▼▼▼
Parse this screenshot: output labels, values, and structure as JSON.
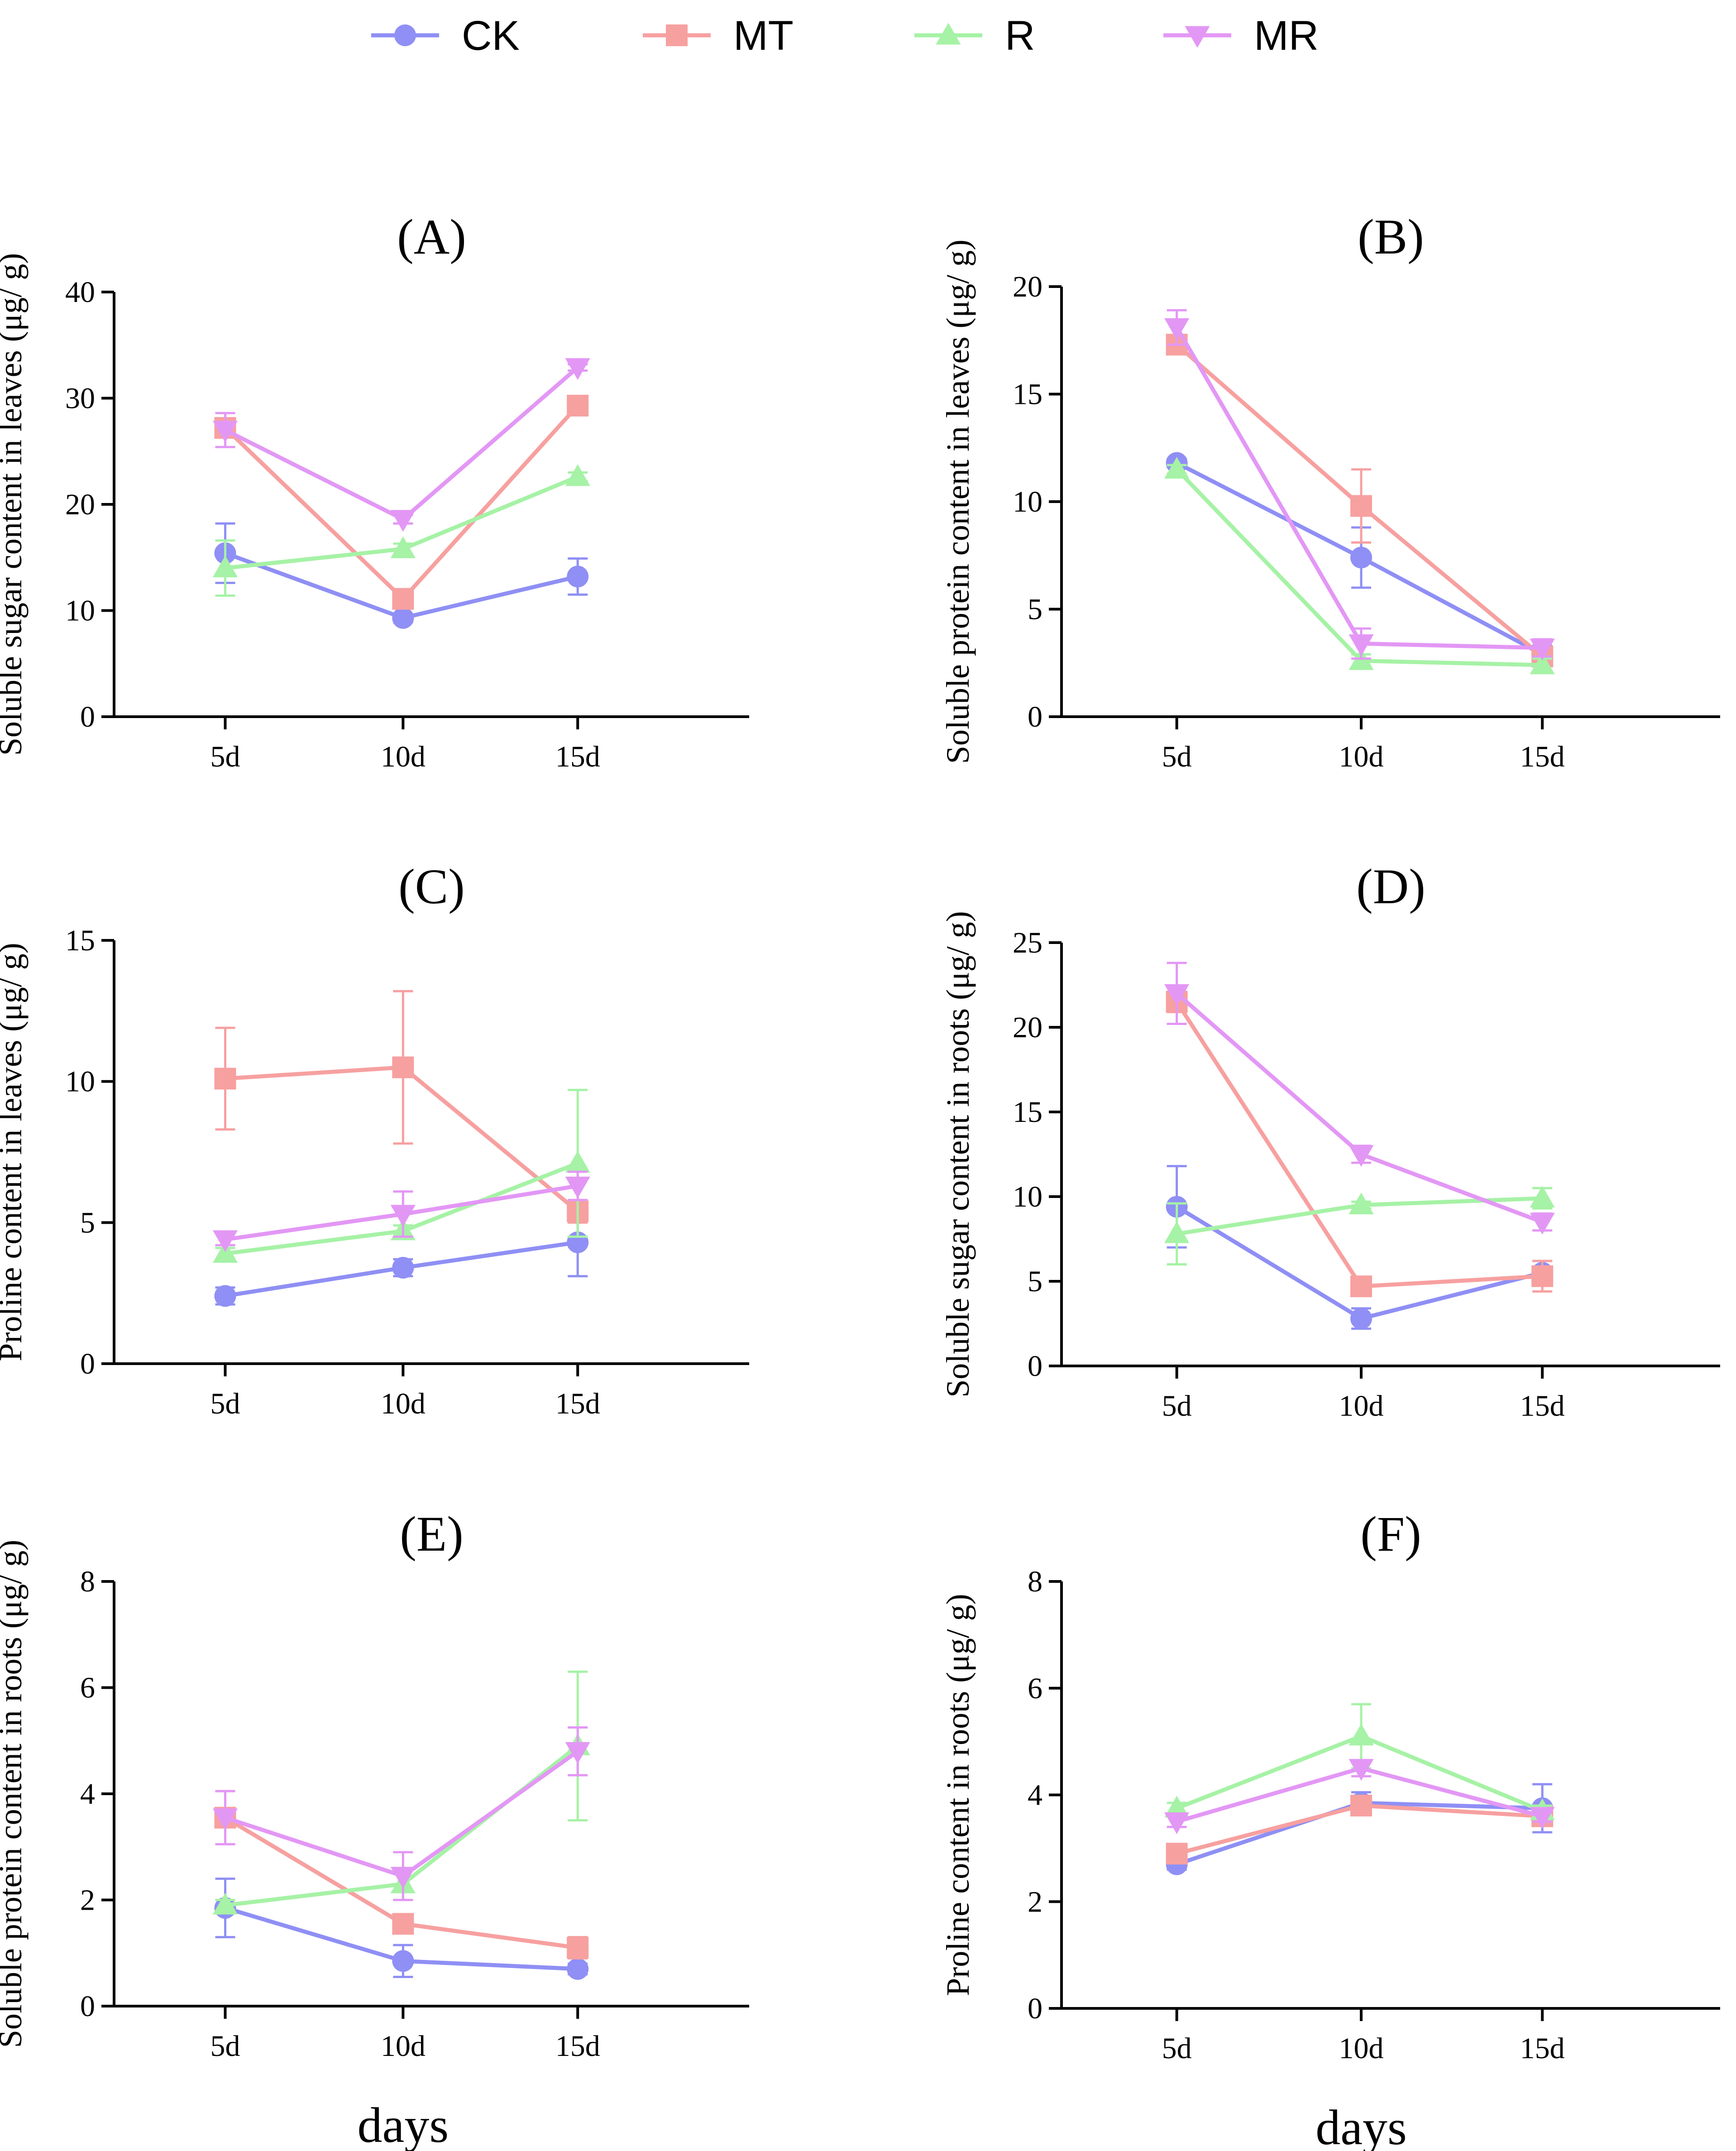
{
  "colors": {
    "CK": "#8f8ff5",
    "MT": "#f7a0a0",
    "R": "#a6f2a6",
    "MR": "#e397f5"
  },
  "legend": [
    {
      "key": "CK",
      "label": "CK",
      "marker": "circle"
    },
    {
      "key": "MT",
      "label": "MT",
      "marker": "square"
    },
    {
      "key": "R",
      "label": "R",
      "marker": "triangle-up"
    },
    {
      "key": "MR",
      "label": "MR",
      "marker": "triangle-down"
    }
  ],
  "chart_data": [
    {
      "type": "line",
      "id": "A",
      "title": "(A)",
      "categories": [
        "5d",
        "10d",
        "15d"
      ],
      "ylabel": "Soluble sugar content in leaves (μg/ g)",
      "xlabel": "",
      "ylim": [
        0,
        40
      ],
      "yticks": [
        0,
        10,
        20,
        30,
        40
      ],
      "series": [
        {
          "name": "CK",
          "values": [
            15.4,
            9.3,
            13.2
          ],
          "errors": [
            2.8,
            0.4,
            1.7
          ]
        },
        {
          "name": "MT",
          "values": [
            27.2,
            11.1,
            29.3
          ],
          "errors": [
            0.7,
            0.5,
            0.5
          ]
        },
        {
          "name": "R",
          "values": [
            14.0,
            15.8,
            22.6
          ],
          "errors": [
            2.6,
            0.5,
            0.4
          ]
        },
        {
          "name": "MR",
          "values": [
            27.0,
            18.6,
            32.9
          ],
          "errors": [
            1.6,
            0.4,
            0.3
          ]
        }
      ]
    },
    {
      "type": "line",
      "id": "B",
      "title": "(B)",
      "categories": [
        "5d",
        "10d",
        "15d"
      ],
      "ylabel": "Soluble protein content in leaves (μg/ g)",
      "xlabel": "",
      "ylim": [
        0,
        20
      ],
      "yticks": [
        0,
        5,
        10,
        15,
        20
      ],
      "series": [
        {
          "name": "CK",
          "values": [
            11.8,
            7.4,
            2.9
          ],
          "errors": [
            0.2,
            1.4,
            0.4
          ]
        },
        {
          "name": "MT",
          "values": [
            17.3,
            9.8,
            2.8
          ],
          "errors": [
            0.4,
            1.7,
            0.3
          ]
        },
        {
          "name": "R",
          "values": [
            11.5,
            2.6,
            2.4
          ],
          "errors": [
            0.2,
            0.3,
            0.3
          ]
        },
        {
          "name": "MR",
          "values": [
            18.1,
            3.4,
            3.2
          ],
          "errors": [
            0.8,
            0.7,
            0.4
          ]
        }
      ]
    },
    {
      "type": "line",
      "id": "C",
      "title": "(C)",
      "categories": [
        "5d",
        "10d",
        "15d"
      ],
      "ylabel": "Proline content in leaves  (μg/ g)",
      "xlabel": "",
      "ylim": [
        0,
        15
      ],
      "yticks": [
        0,
        5,
        10,
        15
      ],
      "series": [
        {
          "name": "CK",
          "values": [
            2.4,
            3.4,
            4.3
          ],
          "errors": [
            0.3,
            0.3,
            1.2
          ]
        },
        {
          "name": "MT",
          "values": [
            10.1,
            10.5,
            5.4
          ],
          "errors": [
            1.8,
            2.7,
            0.4
          ]
        },
        {
          "name": "R",
          "values": [
            3.9,
            4.7,
            7.1
          ],
          "errors": [
            0.2,
            0.2,
            2.6
          ]
        },
        {
          "name": "MR",
          "values": [
            4.4,
            5.3,
            6.3
          ],
          "errors": [
            0.2,
            0.8,
            0.5
          ]
        }
      ]
    },
    {
      "type": "line",
      "id": "D",
      "title": "(D)",
      "categories": [
        "5d",
        "10d",
        "15d"
      ],
      "ylabel": "Soluble sugar content in  roots  (μg/ g)",
      "xlabel": "",
      "ylim": [
        0,
        25
      ],
      "yticks": [
        0,
        5,
        10,
        15,
        20,
        25
      ],
      "series": [
        {
          "name": "CK",
          "values": [
            9.4,
            2.8,
            5.5
          ],
          "errors": [
            2.4,
            0.6,
            0.7
          ]
        },
        {
          "name": "MT",
          "values": [
            21.5,
            4.7,
            5.3
          ],
          "errors": [
            0.6,
            0.3,
            0.9
          ]
        },
        {
          "name": "R",
          "values": [
            7.8,
            9.5,
            9.9
          ],
          "errors": [
            1.8,
            0.2,
            0.6
          ]
        },
        {
          "name": "MR",
          "values": [
            22.0,
            12.5,
            8.5
          ],
          "errors": [
            1.8,
            0.5,
            0.5
          ]
        }
      ]
    },
    {
      "type": "line",
      "id": "E",
      "title": "(E)",
      "categories": [
        "5d",
        "10d",
        "15d"
      ],
      "ylabel": "Soluble protein content in roots (μg/ g)",
      "xlabel": "days",
      "ylim": [
        0,
        8
      ],
      "yticks": [
        0,
        2,
        4,
        6,
        8
      ],
      "series": [
        {
          "name": "CK",
          "values": [
            1.85,
            0.85,
            0.7
          ],
          "errors": [
            0.55,
            0.3,
            0.1
          ]
        },
        {
          "name": "MT",
          "values": [
            3.55,
            1.55,
            1.1
          ],
          "errors": [
            0.5,
            0.1,
            0.2
          ]
        },
        {
          "name": "R",
          "values": [
            1.9,
            2.3,
            4.9
          ],
          "errors": [
            0.1,
            0.3,
            1.4
          ]
        },
        {
          "name": "MR",
          "values": [
            3.55,
            2.45,
            4.8
          ],
          "errors": [
            0.5,
            0.45,
            0.45
          ]
        }
      ]
    },
    {
      "type": "line",
      "id": "F",
      "title": "(F)",
      "categories": [
        "5d",
        "10d",
        "15d"
      ],
      "ylabel": "Proline content in roots (μg/ g)",
      "xlabel": "days",
      "ylim": [
        0,
        8
      ],
      "yticks": [
        0,
        2,
        4,
        6,
        8
      ],
      "series": [
        {
          "name": "CK",
          "values": [
            2.7,
            3.85,
            3.75
          ],
          "errors": [
            0.1,
            0.2,
            0.45
          ]
        },
        {
          "name": "MT",
          "values": [
            2.9,
            3.8,
            3.6
          ],
          "errors": [
            0.1,
            0.1,
            0.1
          ]
        },
        {
          "name": "R",
          "values": [
            3.75,
            5.1,
            3.7
          ],
          "errors": [
            0.1,
            0.6,
            0.1
          ]
        },
        {
          "name": "MR",
          "values": [
            3.5,
            4.5,
            3.6
          ],
          "errors": [
            0.1,
            0.15,
            0.1
          ]
        }
      ]
    }
  ]
}
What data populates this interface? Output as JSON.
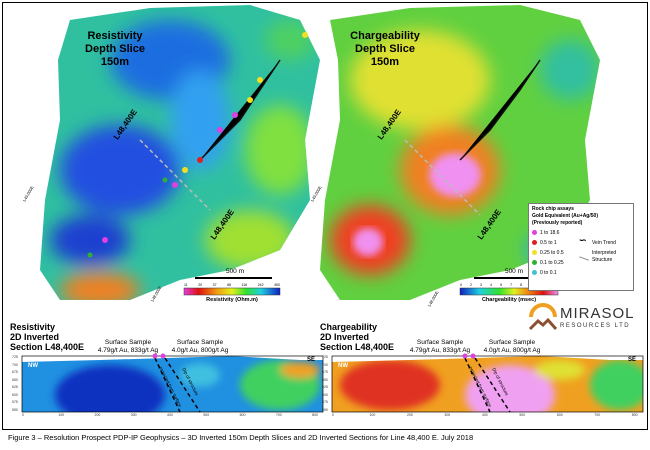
{
  "left_map": {
    "title_line1": "Resistivity",
    "title_line2": "Depth Slice",
    "title_line3": "150m",
    "line_label": "L48,400E",
    "line_label_2": "L48,400E",
    "grid_labels": [
      "L49,000E",
      "L48,000E"
    ],
    "scale_label": "500 m",
    "colorbar_ticks": [
      "11",
      "20",
      "37",
      "68",
      "116",
      "242",
      "450"
    ],
    "colorbar_title": "Resistivity (Ohm.m)"
  },
  "right_map": {
    "title_line1": "Chargeability",
    "title_line2": "Depth Slice",
    "title_line3": "150m",
    "line_label": "L48,400E",
    "line_label_2": "L48,400E",
    "grid_labels": [
      "L49,000E",
      "L48,000E"
    ],
    "scale_label": "500 m",
    "colorbar_ticks": [
      "0",
      "2",
      "3",
      "4",
      "5",
      "7",
      "8",
      "10",
      "12",
      "13"
    ],
    "colorbar_title": "Chargeability (msec)"
  },
  "legend": {
    "title1": "Rock chip assays",
    "title2": "Gold Equivalent (Au+Ag/50)",
    "title3": "(Previously reported)",
    "items": [
      {
        "label": "1 to 18.6",
        "color": "#e040e0"
      },
      {
        "label": "0.5 to 1",
        "color": "#e02020"
      },
      {
        "label": "0.25 to 0.5",
        "color": "#f0e020"
      },
      {
        "label": "0.1 to 0.25",
        "color": "#30b030"
      },
      {
        "label": "0   to 0.1",
        "color": "#40c0d0"
      }
    ],
    "vein_trend": "Vein Trend",
    "structure": "Interpreted Structure"
  },
  "logo": {
    "name": "MIRASOL",
    "sub": "RESOURCES LTD"
  },
  "left_section": {
    "title1": "Resistivity",
    "title2": "2D Inverted",
    "title3": "Section L48,400E",
    "sample1_a": "Surface Sample",
    "sample1_b": "4.79g/t Au, 833g/t Ag",
    "sample2_a": "Surface Sample",
    "sample2_b": "4.0g/t Au, 800g/t Ag",
    "nw": "NW",
    "se": "SE",
    "dip": "Dip of structure",
    "proj": "projected from surface"
  },
  "right_section": {
    "title1": "Chargeability",
    "title2": "2D Inverted",
    "title3": "Section L48,400E",
    "sample1_a": "Surface Sample",
    "sample1_b": "4.79g/t Au, 833g/t Ag",
    "sample2_a": "Surface Sample",
    "sample2_b": "4.0g/t Au, 800g/t Ag",
    "nw": "NW",
    "se": "SE",
    "dip": "Dip of structure",
    "proj": "projected from surface"
  },
  "section_y_ticks": [
    "725",
    "700",
    "675",
    "650",
    "625",
    "600",
    "575",
    "550"
  ],
  "section_x_ticks": [
    "0",
    "100",
    "200",
    "300",
    "400",
    "500",
    "600",
    "700",
    "800"
  ],
  "caption": "Figure 3 – Resolution Prospect PDP-IP Geophysics – 3D Inverted 150m Depth Slices and 2D Inverted Sections for Line 48,400 E. July 2018"
}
▲▲▲
EXERCISE: All lines of the listing holding the string "sugar" must be returned, copied as they stand.

OUTPUT OF THE TASK:
      "ylabel": "Soluble sugar content in leaves (μg/ g)",
      "ylabel": "Soluble sugar content in  roots  (μg/ g)",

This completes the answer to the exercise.